Data supplied

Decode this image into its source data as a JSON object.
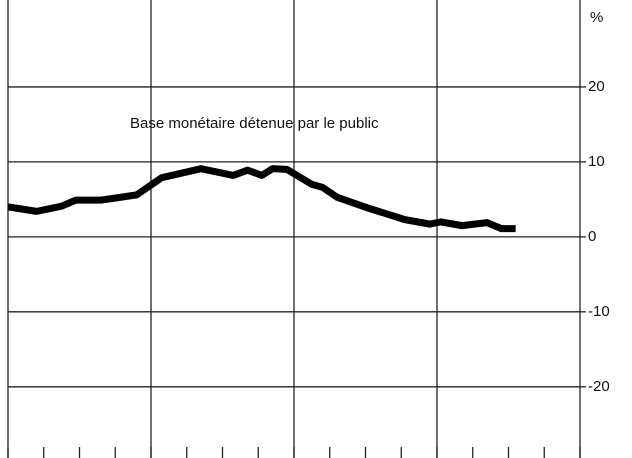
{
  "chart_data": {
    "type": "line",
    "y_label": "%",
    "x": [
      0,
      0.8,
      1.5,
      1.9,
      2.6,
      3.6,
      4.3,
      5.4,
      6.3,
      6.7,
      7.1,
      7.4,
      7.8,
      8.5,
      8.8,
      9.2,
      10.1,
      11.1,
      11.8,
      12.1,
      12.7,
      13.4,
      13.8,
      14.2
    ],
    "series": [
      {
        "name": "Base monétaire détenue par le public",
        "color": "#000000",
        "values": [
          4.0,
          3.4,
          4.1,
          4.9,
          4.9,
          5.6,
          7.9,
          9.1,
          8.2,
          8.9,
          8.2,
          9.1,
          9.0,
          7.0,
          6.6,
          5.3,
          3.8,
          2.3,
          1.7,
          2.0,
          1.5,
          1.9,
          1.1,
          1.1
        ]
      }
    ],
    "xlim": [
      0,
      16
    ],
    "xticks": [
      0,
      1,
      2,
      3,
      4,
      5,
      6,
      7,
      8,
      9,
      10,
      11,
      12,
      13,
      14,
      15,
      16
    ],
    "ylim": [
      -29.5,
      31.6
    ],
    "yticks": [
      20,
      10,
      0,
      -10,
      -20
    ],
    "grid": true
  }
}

Given instruction
Set down the complete material exactly, but do not include the images.

Result of this exercise
Decode this image into its source data as a JSON object.
{
  "chart_data": {
    "type": "line",
    "y_label": "%",
    "x": [
      0,
      0.8,
      1.5,
      1.9,
      2.6,
      3.6,
      4.3,
      5.4,
      6.3,
      6.7,
      7.1,
      7.4,
      7.8,
      8.5,
      8.8,
      9.2,
      10.1,
      11.1,
      11.8,
      12.1,
      12.7,
      13.4,
      13.8,
      14.2
    ],
    "series": [
      {
        "name": "Base monétaire détenue par le public",
        "color": "#000000",
        "values": [
          4.0,
          3.4,
          4.1,
          4.9,
          4.9,
          5.6,
          7.9,
          9.1,
          8.2,
          8.9,
          8.2,
          9.1,
          9.0,
          7.0,
          6.6,
          5.3,
          3.8,
          2.3,
          1.7,
          2.0,
          1.5,
          1.9,
          1.1,
          1.1
        ]
      }
    ],
    "xlim": [
      0,
      16
    ],
    "xticks": [
      0,
      1,
      2,
      3,
      4,
      5,
      6,
      7,
      8,
      9,
      10,
      11,
      12,
      13,
      14,
      15,
      16
    ],
    "ylim": [
      -29.5,
      31.6
    ],
    "yticks": [
      20,
      10,
      0,
      -10,
      -20
    ],
    "grid": true
  }
}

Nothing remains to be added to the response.